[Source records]

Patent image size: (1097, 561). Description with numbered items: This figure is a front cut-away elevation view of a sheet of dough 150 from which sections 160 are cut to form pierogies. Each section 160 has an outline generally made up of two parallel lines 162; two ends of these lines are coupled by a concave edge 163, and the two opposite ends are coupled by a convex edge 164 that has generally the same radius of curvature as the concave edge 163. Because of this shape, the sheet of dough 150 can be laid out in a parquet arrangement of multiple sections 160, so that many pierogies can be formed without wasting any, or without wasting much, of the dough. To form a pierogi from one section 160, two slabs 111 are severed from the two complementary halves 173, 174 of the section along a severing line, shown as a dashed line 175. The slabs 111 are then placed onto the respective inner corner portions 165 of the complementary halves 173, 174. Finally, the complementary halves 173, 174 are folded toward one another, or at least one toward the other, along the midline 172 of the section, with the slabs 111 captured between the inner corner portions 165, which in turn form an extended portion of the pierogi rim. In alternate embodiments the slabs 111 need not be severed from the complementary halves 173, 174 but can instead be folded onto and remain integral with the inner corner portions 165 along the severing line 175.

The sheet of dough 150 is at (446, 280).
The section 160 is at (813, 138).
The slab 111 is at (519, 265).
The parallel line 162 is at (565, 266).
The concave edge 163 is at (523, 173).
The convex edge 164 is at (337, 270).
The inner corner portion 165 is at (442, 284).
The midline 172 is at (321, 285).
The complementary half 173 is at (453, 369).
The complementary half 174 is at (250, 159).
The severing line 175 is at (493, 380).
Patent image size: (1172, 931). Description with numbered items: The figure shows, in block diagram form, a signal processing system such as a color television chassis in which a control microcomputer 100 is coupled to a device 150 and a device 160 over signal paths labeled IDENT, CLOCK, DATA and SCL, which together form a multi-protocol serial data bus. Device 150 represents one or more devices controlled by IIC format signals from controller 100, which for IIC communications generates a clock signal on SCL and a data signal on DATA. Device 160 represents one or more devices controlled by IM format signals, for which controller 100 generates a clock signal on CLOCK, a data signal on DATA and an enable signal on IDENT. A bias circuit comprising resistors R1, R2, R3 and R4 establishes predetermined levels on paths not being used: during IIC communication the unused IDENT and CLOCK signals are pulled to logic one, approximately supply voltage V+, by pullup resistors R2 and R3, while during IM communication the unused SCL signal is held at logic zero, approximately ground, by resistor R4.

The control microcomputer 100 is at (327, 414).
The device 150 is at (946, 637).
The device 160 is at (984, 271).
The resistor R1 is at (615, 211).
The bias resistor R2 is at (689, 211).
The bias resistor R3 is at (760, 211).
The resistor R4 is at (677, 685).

Problem to solve -
Present everything from the row containing "Patent image size: (1172, 931)." down to the last of the rows as a numbered list, omitting any blank lines.

Result of this task -
1. Patent image size: (1172, 931). Description with numbered items: The figure shows, in block diagram form, a signal processing system such as a color television chassis in which a control microcomputer 100 is coupled to a device 150 and a device 160 over signal paths labeled IDENT, CLOCK, DATA and SCL, which together form a multi-protocol serial data bus. Device 150 represents one or more devices controlled by IIC format signals from controller 100, which for IIC communications generates a clock signal on SCL and a data signal on DATA. Device 160 represents one or more devices controlled by IM format signals, for which controller 100 generates a clock signal on CLOCK, a data signal on DATA and an enable signal on IDENT. A bias circuit comprising resistors R1, R2, R3 and R4 establishes predetermined levels on paths not being used: during IIC communication the unused IDENT and CLOCK signals are pulled to logic one, approximately supply voltage V+, by pullup resistors R2 and R3, while during IM communication the unused SCL signal is held at logic zero, approximately ground, by resistor R4.
2. The control microcomputer 100 is at (327, 414).
3. The device 150 is at (946, 637).
4. The device 160 is at (984, 271).
5. The resistor R1 is at (615, 211).
6. The bias resistor R2 is at (689, 211).
7. The bias resistor R3 is at (760, 211).
8. The resistor R4 is at (677, 685).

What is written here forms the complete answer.